(Data records)
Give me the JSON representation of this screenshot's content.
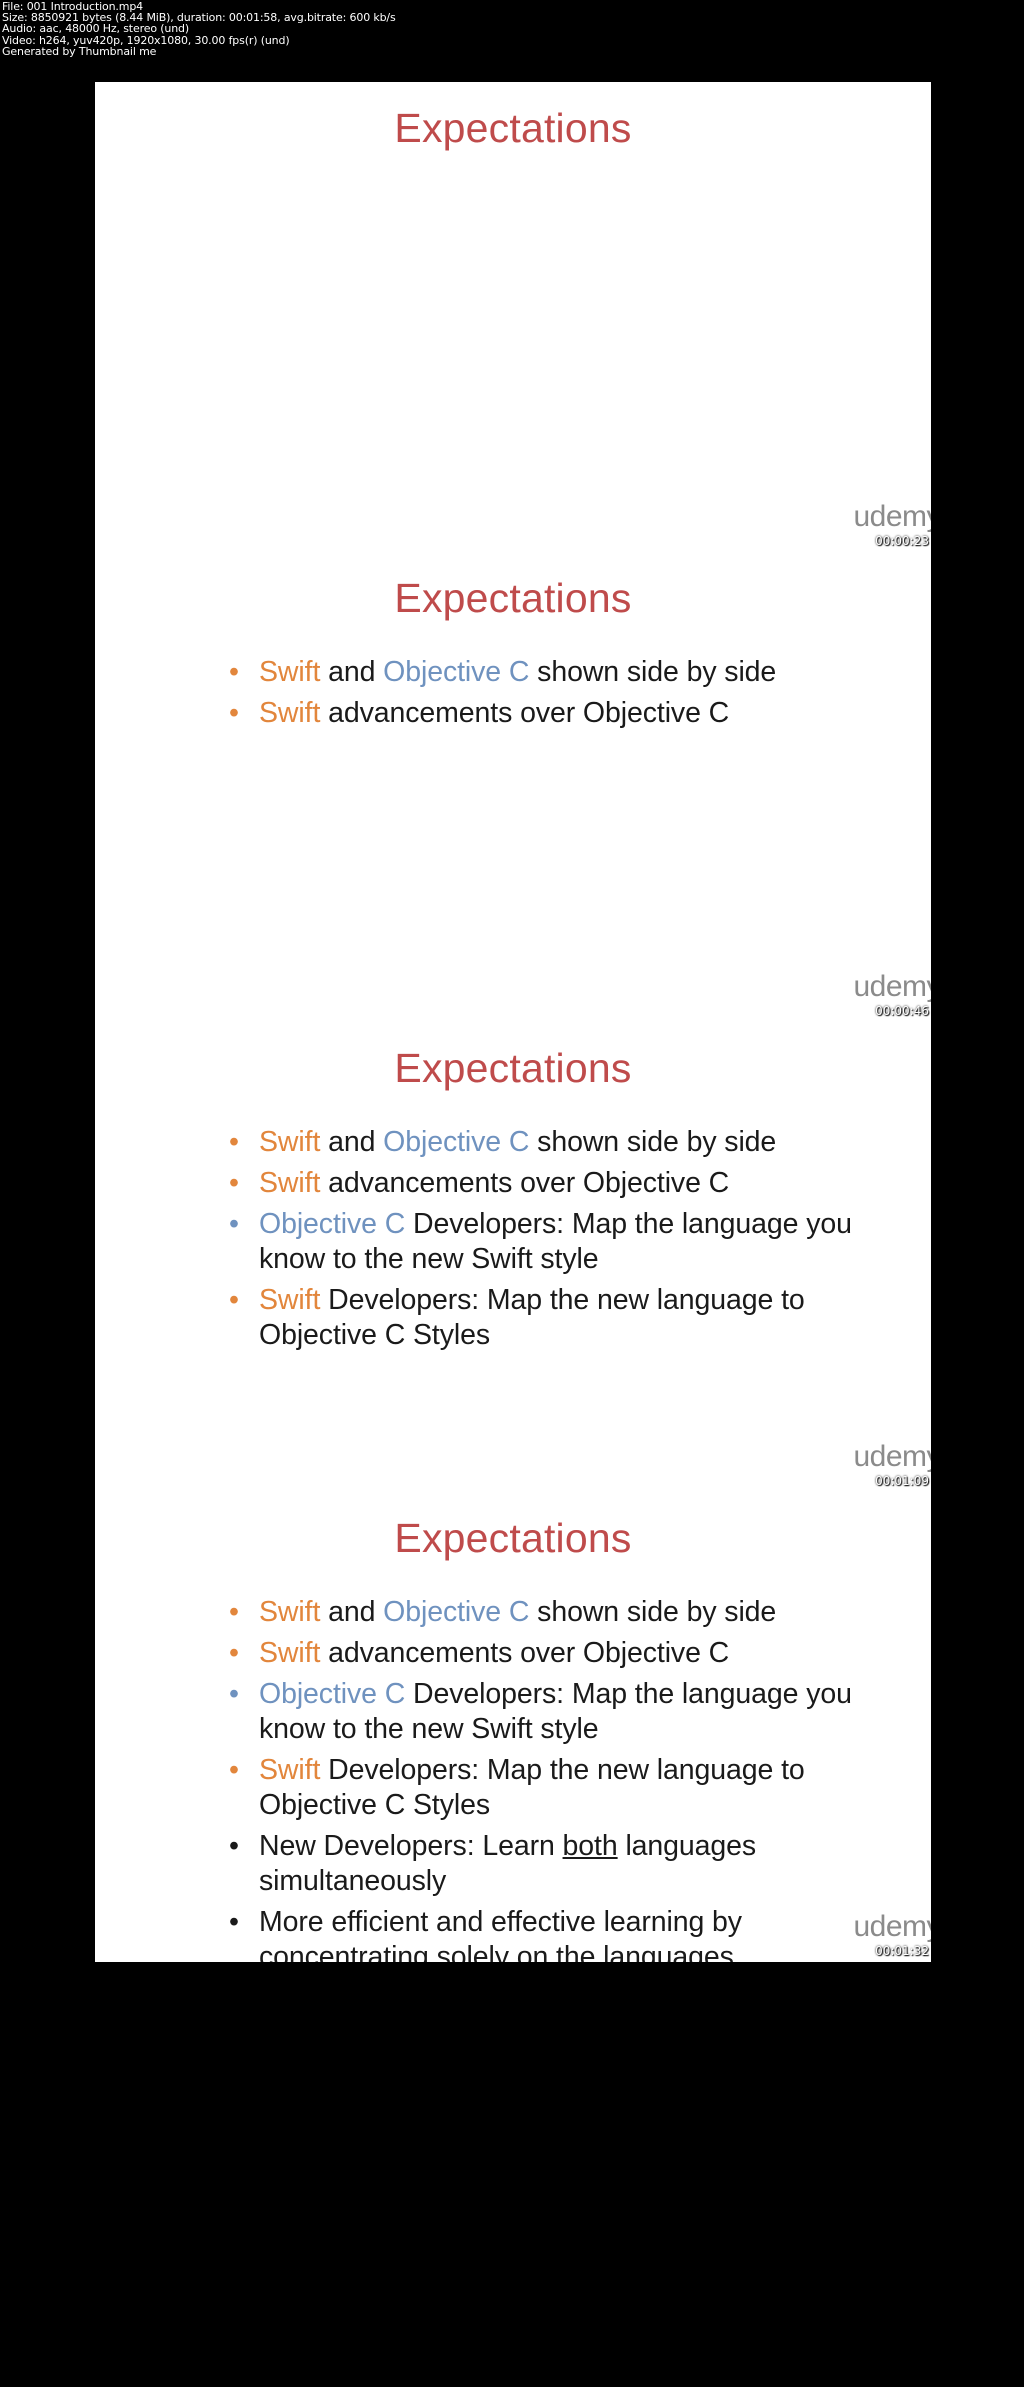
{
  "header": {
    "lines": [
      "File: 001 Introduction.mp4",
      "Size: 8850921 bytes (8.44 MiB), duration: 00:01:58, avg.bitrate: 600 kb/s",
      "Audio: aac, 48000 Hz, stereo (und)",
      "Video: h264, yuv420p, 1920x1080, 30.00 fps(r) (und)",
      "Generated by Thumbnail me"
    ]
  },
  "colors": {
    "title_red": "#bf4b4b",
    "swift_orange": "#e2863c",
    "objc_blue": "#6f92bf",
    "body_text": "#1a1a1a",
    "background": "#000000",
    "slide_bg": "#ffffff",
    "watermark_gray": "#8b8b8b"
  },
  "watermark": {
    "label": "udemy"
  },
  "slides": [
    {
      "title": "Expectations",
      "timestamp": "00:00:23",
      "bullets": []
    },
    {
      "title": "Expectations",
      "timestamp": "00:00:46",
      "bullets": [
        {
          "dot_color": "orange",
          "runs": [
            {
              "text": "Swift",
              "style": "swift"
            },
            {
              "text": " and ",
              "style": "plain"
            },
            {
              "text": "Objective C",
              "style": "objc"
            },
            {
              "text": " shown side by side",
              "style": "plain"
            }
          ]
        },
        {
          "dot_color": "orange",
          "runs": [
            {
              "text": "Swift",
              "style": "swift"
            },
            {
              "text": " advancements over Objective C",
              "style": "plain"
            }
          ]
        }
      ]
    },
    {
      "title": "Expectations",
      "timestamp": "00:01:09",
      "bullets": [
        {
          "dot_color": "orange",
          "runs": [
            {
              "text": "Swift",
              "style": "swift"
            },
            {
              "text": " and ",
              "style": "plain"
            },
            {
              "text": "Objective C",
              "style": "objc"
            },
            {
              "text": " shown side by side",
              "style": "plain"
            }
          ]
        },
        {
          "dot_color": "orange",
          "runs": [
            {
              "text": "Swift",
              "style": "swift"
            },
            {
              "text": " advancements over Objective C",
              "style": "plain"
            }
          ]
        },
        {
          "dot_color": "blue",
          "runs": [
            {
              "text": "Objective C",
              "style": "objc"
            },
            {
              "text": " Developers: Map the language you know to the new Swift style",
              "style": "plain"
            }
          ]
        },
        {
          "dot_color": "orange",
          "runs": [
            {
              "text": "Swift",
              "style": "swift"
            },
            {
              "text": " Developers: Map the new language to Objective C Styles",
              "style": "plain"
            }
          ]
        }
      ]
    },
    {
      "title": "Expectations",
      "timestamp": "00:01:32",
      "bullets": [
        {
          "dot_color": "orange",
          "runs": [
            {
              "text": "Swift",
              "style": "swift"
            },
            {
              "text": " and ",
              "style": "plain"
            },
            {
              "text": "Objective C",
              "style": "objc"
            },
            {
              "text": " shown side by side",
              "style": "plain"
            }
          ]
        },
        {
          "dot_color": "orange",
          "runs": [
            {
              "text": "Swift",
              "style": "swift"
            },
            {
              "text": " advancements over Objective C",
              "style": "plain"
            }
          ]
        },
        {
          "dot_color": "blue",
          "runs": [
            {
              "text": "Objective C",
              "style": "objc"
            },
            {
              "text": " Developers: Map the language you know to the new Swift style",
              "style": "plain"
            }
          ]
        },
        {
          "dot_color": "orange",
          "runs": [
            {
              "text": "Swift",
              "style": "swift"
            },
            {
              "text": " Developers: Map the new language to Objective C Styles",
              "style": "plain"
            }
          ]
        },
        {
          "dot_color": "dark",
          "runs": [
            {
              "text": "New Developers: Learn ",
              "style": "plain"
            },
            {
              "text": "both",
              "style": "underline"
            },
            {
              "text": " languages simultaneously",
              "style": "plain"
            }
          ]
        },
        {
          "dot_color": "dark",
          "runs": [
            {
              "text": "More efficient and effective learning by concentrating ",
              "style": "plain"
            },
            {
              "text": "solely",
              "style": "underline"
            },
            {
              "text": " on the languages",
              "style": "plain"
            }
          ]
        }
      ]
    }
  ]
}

- _Task to complete_
Whichever lines contain the string "timestamp", select and copy them.

- _Solved exercise_
      "timestamp": "00:00:23",
      "timestamp": "00:00:46",
      "timestamp": "00:01:09",
      "timestamp": "00:01:32",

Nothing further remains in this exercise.